[Entries drawn from a collection]

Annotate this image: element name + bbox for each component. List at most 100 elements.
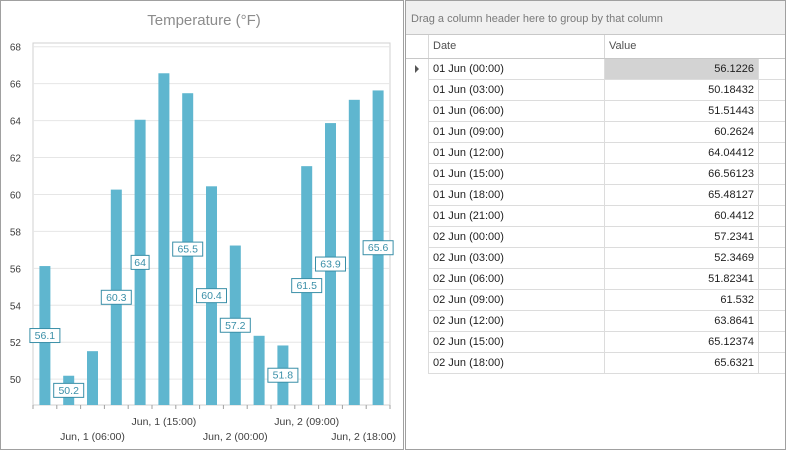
column-header-value[interactable]: Value bbox=[609, 40, 637, 52]
value-cell[interactable]: 65.6321 bbox=[605, 353, 759, 373]
data-label: 64 bbox=[134, 257, 146, 269]
row-indicator[interactable] bbox=[406, 311, 429, 332]
table-row[interactable]: 01 Jun (09:00) 60.2624 bbox=[406, 122, 785, 143]
value-cell[interactable]: 51.82341 bbox=[605, 269, 759, 289]
row-indicator[interactable] bbox=[406, 80, 429, 101]
value-cell[interactable]: 56.1226 bbox=[605, 59, 759, 79]
table-row[interactable]: 01 Jun (15:00) 66.56123 bbox=[406, 164, 785, 185]
data-label: 60.3 bbox=[106, 292, 127, 304]
y-tick-label: 56 bbox=[10, 264, 22, 275]
y-tick-label: 64 bbox=[10, 117, 22, 128]
date-cell[interactable]: 01 Jun (15:00) bbox=[429, 164, 605, 184]
date-cell[interactable]: 01 Jun (12:00) bbox=[429, 143, 605, 163]
date-cell[interactable]: 01 Jun (18:00) bbox=[429, 185, 605, 205]
bar bbox=[253, 335, 265, 405]
bar bbox=[158, 73, 170, 405]
data-label-box bbox=[291, 278, 323, 294]
row-indicator[interactable] bbox=[406, 227, 429, 248]
data-label-box bbox=[315, 256, 346, 272]
row-indicator-header bbox=[406, 35, 429, 58]
row-indicator[interactable] bbox=[406, 332, 429, 353]
table-row[interactable]: 01 Jun (12:00) 64.04412 bbox=[406, 143, 785, 164]
table-row[interactable]: 02 Jun (09:00) 61.532 bbox=[406, 290, 785, 311]
data-label-box bbox=[219, 317, 251, 333]
row-indicator[interactable] bbox=[406, 185, 429, 206]
date-cell[interactable]: 02 Jun (03:00) bbox=[429, 248, 605, 268]
date-cell[interactable]: 01 Jun (06:00) bbox=[429, 101, 605, 121]
row-indicator[interactable] bbox=[406, 164, 429, 185]
row-indicator[interactable] bbox=[406, 269, 429, 290]
value-cell[interactable]: 52.3469 bbox=[605, 248, 759, 268]
data-label-box bbox=[196, 288, 227, 304]
x-tick-label: Jun, 1 (06:00) bbox=[60, 431, 125, 443]
data-label-box bbox=[130, 254, 150, 270]
value-cell[interactable]: 51.51443 bbox=[605, 101, 759, 121]
data-label: 57.2 bbox=[225, 320, 246, 332]
x-tick-label: Jun, 2 (18:00) bbox=[331, 431, 396, 443]
date-cell[interactable]: 01 Jun (00:00) bbox=[429, 59, 605, 79]
date-cell[interactable]: 02 Jun (12:00) bbox=[429, 311, 605, 331]
grid-header: Date Value bbox=[406, 35, 785, 59]
x-tick-label: Jun, 2 (00:00) bbox=[203, 431, 268, 443]
value-cell[interactable]: 61.532 bbox=[605, 290, 759, 310]
table-row[interactable]: 01 Jun (21:00) 60.4412 bbox=[406, 206, 785, 227]
y-tick-label: 58 bbox=[10, 227, 22, 238]
date-cell[interactable]: 02 Jun (18:00) bbox=[429, 353, 605, 373]
table-row[interactable]: 02 Jun (12:00) 63.8641 bbox=[406, 311, 785, 332]
table-row[interactable]: 02 Jun (15:00) 65.12374 bbox=[406, 332, 785, 353]
value-cell[interactable]: 64.04412 bbox=[605, 143, 759, 163]
data-label: 63.9 bbox=[320, 259, 341, 271]
row-indicator[interactable] bbox=[406, 206, 429, 227]
y-tick-label: 66 bbox=[10, 80, 22, 91]
chart-title: Temperature (°F) bbox=[147, 12, 261, 29]
data-label-box bbox=[267, 367, 299, 383]
date-cell[interactable]: 02 Jun (06:00) bbox=[429, 269, 605, 289]
row-indicator[interactable] bbox=[406, 143, 429, 164]
data-label-box bbox=[362, 240, 394, 256]
date-cell[interactable]: 01 Jun (09:00) bbox=[429, 122, 605, 142]
temperature-bar-chart: 50 52 54 56 58 60 62 64 66 68 56.1 50.2 60.3 64 65.5 60… bbox=[10, 12, 396, 443]
x-tick-label: Jun, 1 (15:00) bbox=[132, 416, 197, 428]
date-cell[interactable]: 01 Jun (03:00) bbox=[429, 80, 605, 100]
data-grid[interactable]: Drag a column header here to group by th… bbox=[405, 0, 786, 450]
y-tick-label: 62 bbox=[10, 154, 22, 165]
date-cell[interactable]: 02 Jun (00:00) bbox=[429, 227, 605, 247]
data-label: 50.2 bbox=[58, 385, 79, 397]
table-row[interactable]: 02 Jun (03:00) 52.3469 bbox=[406, 248, 785, 269]
data-label-box bbox=[100, 289, 132, 305]
table-row[interactable]: 01 Jun (00:00) 56.1226 bbox=[406, 59, 785, 80]
row-indicator[interactable] bbox=[406, 290, 429, 311]
table-row[interactable]: 02 Jun (06:00) 51.82341 bbox=[406, 269, 785, 290]
group-by-panel[interactable]: Drag a column header here to group by th… bbox=[406, 1, 785, 35]
value-cell[interactable]: 65.48127 bbox=[605, 185, 759, 205]
date-cell[interactable]: 02 Jun (09:00) bbox=[429, 290, 605, 310]
row-indicator[interactable] bbox=[406, 59, 429, 80]
y-tick-label: 60 bbox=[10, 190, 22, 201]
value-cell[interactable]: 60.2624 bbox=[605, 122, 759, 142]
value-cell[interactable]: 63.8641 bbox=[605, 311, 759, 331]
bar bbox=[87, 351, 98, 405]
value-cell[interactable]: 65.12374 bbox=[605, 332, 759, 352]
table-row[interactable]: 01 Jun (03:00) 50.18432 bbox=[406, 80, 785, 101]
row-indicator[interactable] bbox=[406, 101, 429, 122]
value-cell[interactable]: 57.2341 bbox=[605, 227, 759, 247]
row-indicator[interactable] bbox=[406, 122, 429, 143]
date-cell[interactable]: 01 Jun (21:00) bbox=[429, 206, 605, 226]
table-row[interactable]: 02 Jun (18:00) 65.6321 bbox=[406, 353, 785, 374]
row-indicator[interactable] bbox=[406, 248, 429, 269]
data-label: 60.4 bbox=[201, 290, 222, 302]
value-cell[interactable]: 50.18432 bbox=[605, 80, 759, 100]
value-cell[interactable]: 60.4412 bbox=[605, 206, 759, 226]
x-tick-label: Jun, 2 (09:00) bbox=[274, 416, 339, 428]
data-label-box bbox=[172, 241, 204, 257]
table-row[interactable]: 02 Jun (00:00) 57.2341 bbox=[406, 227, 785, 248]
y-tick-label: 68 bbox=[10, 43, 22, 54]
data-label: 65.5 bbox=[177, 244, 198, 256]
date-cell[interactable]: 02 Jun (15:00) bbox=[429, 332, 605, 352]
value-cell[interactable]: 66.56123 bbox=[605, 164, 759, 184]
table-row[interactable]: 01 Jun (18:00) 65.48127 bbox=[406, 185, 785, 206]
data-label: 61.5 bbox=[296, 280, 317, 292]
row-indicator[interactable] bbox=[406, 353, 429, 374]
column-header-date[interactable]: Date bbox=[429, 35, 605, 58]
table-row[interactable]: 01 Jun (06:00) 51.51443 bbox=[406, 101, 785, 122]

DO THIS ▸
Output every line of the material above as a numbered list, dropping blank lines and leaving out the pictures.

SOLUTION FOR THIS EXERCISE ▸
1. Annotate this image: element name + bbox for each component. List at most 100 elements.
2. column-header-value[interactable]: Value bbox=[609, 40, 637, 52]
3. value-cell[interactable]: 65.6321 bbox=[605, 353, 759, 373]
4. data-label: 64 bbox=[134, 257, 146, 269]
5. row-indicator[interactable] bbox=[406, 311, 429, 332]
6. table-row[interactable]: 01 Jun (09:00) 60.2624 bbox=[406, 122, 785, 143]
7. value-cell[interactable]: 51.82341 bbox=[605, 269, 759, 289]
8. row-indicator[interactable] bbox=[406, 80, 429, 101]
9. value-cell[interactable]: 56.1226 bbox=[605, 59, 759, 79]
10. table-row[interactable]: 01 Jun (15:00) 66.56123 bbox=[406, 164, 785, 185]
11. data-label: 60.3 bbox=[106, 292, 127, 304]
12. y-tick-label: 56 bbox=[10, 264, 22, 275]
13. y-tick-label: 64 bbox=[10, 117, 22, 128]
14. date-cell[interactable]: 01 Jun (15:00) bbox=[429, 164, 605, 184]
15. date-cell[interactable]: 01 Jun (12:00) bbox=[429, 143, 605, 163]
16. date-cell[interactable]: 01 Jun (18:00) bbox=[429, 185, 605, 205]
17. bar bbox=[253, 335, 265, 405]
18. bar bbox=[158, 73, 170, 405]
19. data-label-box bbox=[291, 278, 323, 294]
20. row-indicator[interactable] bbox=[406, 227, 429, 248]
21. data-label-box bbox=[315, 256, 346, 272]
22. row-indicator-header bbox=[406, 35, 429, 58]
23. row-indicator[interactable] bbox=[406, 332, 429, 353]
24. table-row[interactable]: 01 Jun (12:00) 64.04412 bbox=[406, 143, 785, 164]
25. table-row[interactable]: 02 Jun (09:00) 61.532 bbox=[406, 290, 785, 311]
26. data-label-box bbox=[219, 317, 251, 333]
27. row-indicator[interactable] bbox=[406, 185, 429, 206]
28. date-cell[interactable]: 02 Jun (03:00) bbox=[429, 248, 605, 268]
29. date-cell[interactable]: 01 Jun (06:00) bbox=[429, 101, 605, 121]
30. row-indicator[interactable] bbox=[406, 164, 429, 185]
31. row-indicator[interactable] bbox=[406, 269, 429, 290]
32. value-cell[interactable]: 52.3469 bbox=[605, 248, 759, 268]
33. data-label-box bbox=[196, 288, 227, 304]
34. x-tick-label: Jun, 1 (06:00) bbox=[60, 431, 125, 443]
35. data-label-box bbox=[130, 254, 150, 270]
36. value-cell[interactable]: 51.51443 bbox=[605, 101, 759, 121]
37. data-label: 57.2 bbox=[225, 320, 246, 332]
38. x-tick-label: Jun, 2 (18:00) bbox=[331, 431, 396, 443]
39. date-cell[interactable]: 01 Jun (00:00) bbox=[429, 59, 605, 79]
40. date-cell[interactable]: 02 Jun (12:00) bbox=[429, 311, 605, 331]
41. grid-header: Date Value bbox=[406, 35, 785, 59]
42. x-tick-label: Jun, 2 (00:00) bbox=[203, 431, 268, 443]
43. value-cell[interactable]: 61.532 bbox=[605, 290, 759, 310]
44. table-row[interactable]: 01 Jun (21:00) 60.4412 bbox=[406, 206, 785, 227]
45. y-tick-label: 58 bbox=[10, 227, 22, 238]
46. date-cell[interactable]: 02 Jun (18:00) bbox=[429, 353, 605, 373]
47. table-row[interactable]: 02 Jun (12:00) 63.8641 bbox=[406, 311, 785, 332]
48. table-row[interactable]: 02 Jun (15:00) 65.12374 bbox=[406, 332, 785, 353]
49. value-cell[interactable]: 64.04412 bbox=[605, 143, 759, 163]
50. data-label: 63.9 bbox=[320, 259, 341, 271]
51. row-indicator[interactable] bbox=[406, 206, 429, 227]
52. y-tick-label: 66 bbox=[10, 80, 22, 91]
53. chart-title: Temperature (°F) bbox=[147, 12, 261, 29]
54. data-label-box bbox=[267, 367, 299, 383]
55. date-cell[interactable]: 02 Jun (06:00) bbox=[429, 269, 605, 289]
56. row-indicator[interactable] bbox=[406, 143, 429, 164]
57. data-label-box bbox=[362, 240, 394, 256]
58. date-cell[interactable]: 01 Jun (09:00) bbox=[429, 122, 605, 142]
59. temperature-bar-chart: 50 52 54 56 58 60 62 64 66 68 56.1 50.2 60.3 64 65.5 60… bbox=[10, 12, 396, 443]
60. x-tick-label: Jun, 1 (15:00) bbox=[132, 416, 197, 428]
61. date-cell[interactable]: 01 Jun (03:00) bbox=[429, 80, 605, 100]
62. data-grid[interactable]: Drag a column header here to group by th… bbox=[405, 0, 786, 450]
63. y-tick-label: 62 bbox=[10, 154, 22, 165]
64. date-cell[interactable]: 02 Jun (00:00) bbox=[429, 227, 605, 247]
65. data-label: 50.2 bbox=[58, 385, 79, 397]
66. table-row[interactable]: 02 Jun (03:00) 52.3469 bbox=[406, 248, 785, 269]
67. data-label-box bbox=[100, 289, 132, 305]
68. table-row[interactable]: 01 Jun (00:00) 56.1226 bbox=[406, 59, 785, 80]
69. row-indicator[interactable] bbox=[406, 290, 429, 311]
70. table-row[interactable]: 02 Jun (06:00) 51.82341 bbox=[406, 269, 785, 290]
71. group-by-panel[interactable]: Drag a column header here to group by th… bbox=[406, 1, 785, 35]
72. value-cell[interactable]: 65.48127 bbox=[605, 185, 759, 205]
73. date-cell[interactable]: 02 Jun (09:00) bbox=[429, 290, 605, 310]
74. row-indicator[interactable] bbox=[406, 59, 429, 80]
75. y-tick-label: 60 bbox=[10, 190, 22, 201]
76. value-cell[interactable]: 60.2624 bbox=[605, 122, 759, 142]
77. value-cell[interactable]: 63.8641 bbox=[605, 311, 759, 331]
78. bar bbox=[87, 351, 98, 405]
79. value-cell[interactable]: 65.12374 bbox=[605, 332, 759, 352]
80. table-row[interactable]: 01 Jun (03:00) 50.18432 bbox=[406, 80, 785, 101]
81. row-indicator[interactable] bbox=[406, 101, 429, 122]
82. value-cell[interactable]: 57.2341 bbox=[605, 227, 759, 247]
83. row-indicator[interactable] bbox=[406, 122, 429, 143]
84. date-cell[interactable]: 01 Jun (21:00) bbox=[429, 206, 605, 226]
85. table-row[interactable]: 02 Jun (18:00) 65.6321 bbox=[406, 353, 785, 374]
86. row-indicator[interactable] bbox=[406, 248, 429, 269]
87. data-label: 60.4 bbox=[201, 290, 222, 302]
88. value-cell[interactable]: 50.18432 bbox=[605, 80, 759, 100]
89. value-cell[interactable]: 60.4412 bbox=[605, 206, 759, 226]
90. x-tick-label: Jun, 2 (09:00) bbox=[274, 416, 339, 428]
91. data-label-box bbox=[172, 241, 204, 257]
92. table-row[interactable]: 02 Jun (00:00) 57.2341 bbox=[406, 227, 785, 248]
93. y-tick-label: 68 bbox=[10, 43, 22, 54]
94. data-label: 65.5 bbox=[177, 244, 198, 256]
95. date-cell[interactable]: 02 Jun (15:00) bbox=[429, 332, 605, 352]
96. value-cell[interactable]: 66.56123 bbox=[605, 164, 759, 184]
97. table-row[interactable]: 01 Jun (18:00) 65.48127 bbox=[406, 185, 785, 206]
98. data-label: 61.5 bbox=[296, 280, 317, 292]
99. row-indicator[interactable] bbox=[406, 353, 429, 374]
100. column-header-date[interactable]: Date bbox=[429, 35, 605, 58]
101. table-row[interactable]: 01 Jun (06:00) 51.51443 bbox=[406, 101, 785, 122]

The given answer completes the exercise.